**DIRECTIVE**
Present every line in which the string "sobě" appears.

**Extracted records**
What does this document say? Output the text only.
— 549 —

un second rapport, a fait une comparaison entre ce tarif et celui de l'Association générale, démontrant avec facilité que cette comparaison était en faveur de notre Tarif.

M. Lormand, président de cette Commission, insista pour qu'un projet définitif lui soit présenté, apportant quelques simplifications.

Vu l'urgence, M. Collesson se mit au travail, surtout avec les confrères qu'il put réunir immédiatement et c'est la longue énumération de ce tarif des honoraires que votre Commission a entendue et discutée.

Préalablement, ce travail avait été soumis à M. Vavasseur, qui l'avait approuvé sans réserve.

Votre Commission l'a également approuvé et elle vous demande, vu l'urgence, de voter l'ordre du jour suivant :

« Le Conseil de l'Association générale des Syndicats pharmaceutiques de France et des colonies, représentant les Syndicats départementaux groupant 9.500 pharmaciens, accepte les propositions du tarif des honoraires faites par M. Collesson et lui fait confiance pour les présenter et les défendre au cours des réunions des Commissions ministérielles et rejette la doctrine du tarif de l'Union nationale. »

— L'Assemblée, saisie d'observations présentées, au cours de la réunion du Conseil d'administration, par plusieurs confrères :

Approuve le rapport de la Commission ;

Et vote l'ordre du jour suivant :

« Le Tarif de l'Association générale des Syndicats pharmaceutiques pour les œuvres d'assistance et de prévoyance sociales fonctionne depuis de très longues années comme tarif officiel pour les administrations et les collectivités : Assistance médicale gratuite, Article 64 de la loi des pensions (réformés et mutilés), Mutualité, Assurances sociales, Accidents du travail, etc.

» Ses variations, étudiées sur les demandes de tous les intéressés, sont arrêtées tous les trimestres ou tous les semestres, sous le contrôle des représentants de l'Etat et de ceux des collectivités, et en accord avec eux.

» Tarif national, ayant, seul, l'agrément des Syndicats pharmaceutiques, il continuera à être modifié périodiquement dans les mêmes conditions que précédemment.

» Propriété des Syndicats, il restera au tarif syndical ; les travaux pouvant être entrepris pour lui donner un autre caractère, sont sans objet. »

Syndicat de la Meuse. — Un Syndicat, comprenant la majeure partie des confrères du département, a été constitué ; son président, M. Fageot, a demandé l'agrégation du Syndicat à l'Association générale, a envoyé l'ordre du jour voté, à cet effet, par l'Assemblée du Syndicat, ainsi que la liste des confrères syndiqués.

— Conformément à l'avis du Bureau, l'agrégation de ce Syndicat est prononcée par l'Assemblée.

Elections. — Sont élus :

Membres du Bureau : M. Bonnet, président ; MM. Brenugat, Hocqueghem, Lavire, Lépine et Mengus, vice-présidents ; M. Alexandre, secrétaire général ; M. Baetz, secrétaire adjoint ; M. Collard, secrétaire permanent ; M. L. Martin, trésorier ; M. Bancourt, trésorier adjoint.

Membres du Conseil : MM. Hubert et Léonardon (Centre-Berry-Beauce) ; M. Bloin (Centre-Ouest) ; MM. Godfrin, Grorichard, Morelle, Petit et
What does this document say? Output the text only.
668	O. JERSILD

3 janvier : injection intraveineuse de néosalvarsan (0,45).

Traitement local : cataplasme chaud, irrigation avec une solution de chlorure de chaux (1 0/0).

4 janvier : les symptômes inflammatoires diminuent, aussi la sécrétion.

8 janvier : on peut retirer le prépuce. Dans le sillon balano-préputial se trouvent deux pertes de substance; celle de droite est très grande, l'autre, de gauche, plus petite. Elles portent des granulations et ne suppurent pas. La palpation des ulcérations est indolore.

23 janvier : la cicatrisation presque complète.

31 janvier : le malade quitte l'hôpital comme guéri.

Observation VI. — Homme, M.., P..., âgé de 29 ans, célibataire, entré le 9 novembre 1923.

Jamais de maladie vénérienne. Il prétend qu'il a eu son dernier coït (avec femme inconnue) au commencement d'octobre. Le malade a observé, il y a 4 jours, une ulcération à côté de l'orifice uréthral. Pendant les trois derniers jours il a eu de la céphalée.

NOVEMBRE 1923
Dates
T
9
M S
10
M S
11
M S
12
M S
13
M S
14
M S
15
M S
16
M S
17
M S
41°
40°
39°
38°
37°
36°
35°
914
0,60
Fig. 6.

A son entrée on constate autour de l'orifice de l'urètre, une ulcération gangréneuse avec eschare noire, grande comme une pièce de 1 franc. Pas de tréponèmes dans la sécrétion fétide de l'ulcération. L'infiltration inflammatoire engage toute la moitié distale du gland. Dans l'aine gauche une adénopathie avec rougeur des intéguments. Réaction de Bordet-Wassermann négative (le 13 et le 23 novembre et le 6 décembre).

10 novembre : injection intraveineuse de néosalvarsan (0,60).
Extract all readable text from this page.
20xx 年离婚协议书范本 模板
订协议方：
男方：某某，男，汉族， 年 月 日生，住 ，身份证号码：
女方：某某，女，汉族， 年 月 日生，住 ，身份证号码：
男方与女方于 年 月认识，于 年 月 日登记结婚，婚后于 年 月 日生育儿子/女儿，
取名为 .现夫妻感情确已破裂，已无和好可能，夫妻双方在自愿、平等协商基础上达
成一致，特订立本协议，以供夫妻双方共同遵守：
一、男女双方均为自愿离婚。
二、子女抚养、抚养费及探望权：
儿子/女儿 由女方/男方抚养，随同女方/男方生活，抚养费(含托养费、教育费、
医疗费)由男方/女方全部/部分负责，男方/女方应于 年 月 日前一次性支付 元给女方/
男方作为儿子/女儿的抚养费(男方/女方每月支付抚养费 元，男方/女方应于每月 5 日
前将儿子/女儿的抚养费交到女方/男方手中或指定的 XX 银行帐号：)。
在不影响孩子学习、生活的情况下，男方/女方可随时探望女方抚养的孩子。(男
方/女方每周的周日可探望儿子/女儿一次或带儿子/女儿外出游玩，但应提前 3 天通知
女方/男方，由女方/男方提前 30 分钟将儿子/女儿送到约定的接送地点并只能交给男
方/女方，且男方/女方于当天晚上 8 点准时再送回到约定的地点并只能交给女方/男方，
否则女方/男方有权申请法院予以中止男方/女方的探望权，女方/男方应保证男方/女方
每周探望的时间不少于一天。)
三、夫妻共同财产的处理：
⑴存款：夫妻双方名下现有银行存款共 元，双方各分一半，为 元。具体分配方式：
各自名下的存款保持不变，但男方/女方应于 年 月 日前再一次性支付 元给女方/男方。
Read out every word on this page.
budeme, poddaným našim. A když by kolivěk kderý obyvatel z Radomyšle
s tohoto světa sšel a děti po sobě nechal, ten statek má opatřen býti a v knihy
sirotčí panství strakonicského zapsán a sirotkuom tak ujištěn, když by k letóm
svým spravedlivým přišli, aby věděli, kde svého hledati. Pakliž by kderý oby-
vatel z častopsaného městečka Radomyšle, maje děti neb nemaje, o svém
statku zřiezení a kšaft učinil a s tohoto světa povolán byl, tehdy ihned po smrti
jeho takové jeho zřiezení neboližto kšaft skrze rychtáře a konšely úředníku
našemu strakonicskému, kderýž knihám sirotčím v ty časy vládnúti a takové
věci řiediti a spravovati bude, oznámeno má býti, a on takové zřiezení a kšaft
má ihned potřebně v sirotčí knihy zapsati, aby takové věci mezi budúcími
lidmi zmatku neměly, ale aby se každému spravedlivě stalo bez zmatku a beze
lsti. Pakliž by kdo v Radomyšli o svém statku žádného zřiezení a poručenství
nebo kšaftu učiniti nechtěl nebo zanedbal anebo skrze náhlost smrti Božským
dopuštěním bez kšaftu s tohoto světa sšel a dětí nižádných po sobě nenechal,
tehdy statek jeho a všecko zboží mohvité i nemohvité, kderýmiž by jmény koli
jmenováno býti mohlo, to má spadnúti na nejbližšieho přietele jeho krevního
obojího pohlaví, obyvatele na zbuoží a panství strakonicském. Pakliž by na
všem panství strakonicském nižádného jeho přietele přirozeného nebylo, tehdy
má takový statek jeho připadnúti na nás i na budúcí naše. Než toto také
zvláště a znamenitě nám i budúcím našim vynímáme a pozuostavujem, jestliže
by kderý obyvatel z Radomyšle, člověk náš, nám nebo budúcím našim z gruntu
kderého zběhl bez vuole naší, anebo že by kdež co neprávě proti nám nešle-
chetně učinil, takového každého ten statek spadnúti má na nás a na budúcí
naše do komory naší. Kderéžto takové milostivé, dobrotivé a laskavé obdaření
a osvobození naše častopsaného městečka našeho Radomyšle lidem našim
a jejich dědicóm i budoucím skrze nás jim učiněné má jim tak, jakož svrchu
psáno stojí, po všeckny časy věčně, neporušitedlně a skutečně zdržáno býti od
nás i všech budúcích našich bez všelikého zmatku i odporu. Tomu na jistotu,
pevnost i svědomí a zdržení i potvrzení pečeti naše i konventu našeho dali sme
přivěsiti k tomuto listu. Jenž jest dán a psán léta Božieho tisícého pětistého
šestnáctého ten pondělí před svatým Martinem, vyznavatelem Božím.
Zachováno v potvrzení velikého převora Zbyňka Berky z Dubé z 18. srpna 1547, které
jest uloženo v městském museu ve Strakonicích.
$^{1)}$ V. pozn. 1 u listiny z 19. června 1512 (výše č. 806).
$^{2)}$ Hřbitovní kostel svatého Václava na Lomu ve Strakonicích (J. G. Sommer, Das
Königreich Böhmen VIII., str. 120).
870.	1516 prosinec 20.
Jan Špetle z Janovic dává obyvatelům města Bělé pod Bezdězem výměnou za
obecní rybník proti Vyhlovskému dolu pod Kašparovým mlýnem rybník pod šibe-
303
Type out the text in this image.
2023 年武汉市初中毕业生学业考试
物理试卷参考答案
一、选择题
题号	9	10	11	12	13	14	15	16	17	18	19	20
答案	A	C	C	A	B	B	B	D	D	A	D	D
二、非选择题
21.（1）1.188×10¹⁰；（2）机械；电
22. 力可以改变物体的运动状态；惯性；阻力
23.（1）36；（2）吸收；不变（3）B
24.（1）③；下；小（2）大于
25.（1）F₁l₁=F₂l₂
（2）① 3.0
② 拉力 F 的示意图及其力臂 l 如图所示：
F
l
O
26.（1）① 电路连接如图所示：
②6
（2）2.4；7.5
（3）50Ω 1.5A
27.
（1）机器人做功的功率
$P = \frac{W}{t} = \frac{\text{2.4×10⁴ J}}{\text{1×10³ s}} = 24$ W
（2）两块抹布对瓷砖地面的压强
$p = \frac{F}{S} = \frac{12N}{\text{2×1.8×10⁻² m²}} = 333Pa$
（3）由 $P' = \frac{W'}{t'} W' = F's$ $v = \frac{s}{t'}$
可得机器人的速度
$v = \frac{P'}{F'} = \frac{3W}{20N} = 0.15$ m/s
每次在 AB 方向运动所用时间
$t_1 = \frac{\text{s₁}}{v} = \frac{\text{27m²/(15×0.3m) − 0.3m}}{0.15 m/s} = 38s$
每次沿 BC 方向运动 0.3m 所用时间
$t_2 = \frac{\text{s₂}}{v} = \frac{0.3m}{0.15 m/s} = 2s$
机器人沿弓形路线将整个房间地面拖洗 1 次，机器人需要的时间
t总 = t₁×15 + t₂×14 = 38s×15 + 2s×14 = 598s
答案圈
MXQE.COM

**CORRECT OUTPUT**
s tohoto světa sšel a děti po sobě nechal, ten statek má opatřen býti a v knihy
dopuštěním bez kšaftu s tohoto světa sšel a dětí nižádných po sobě nenechal,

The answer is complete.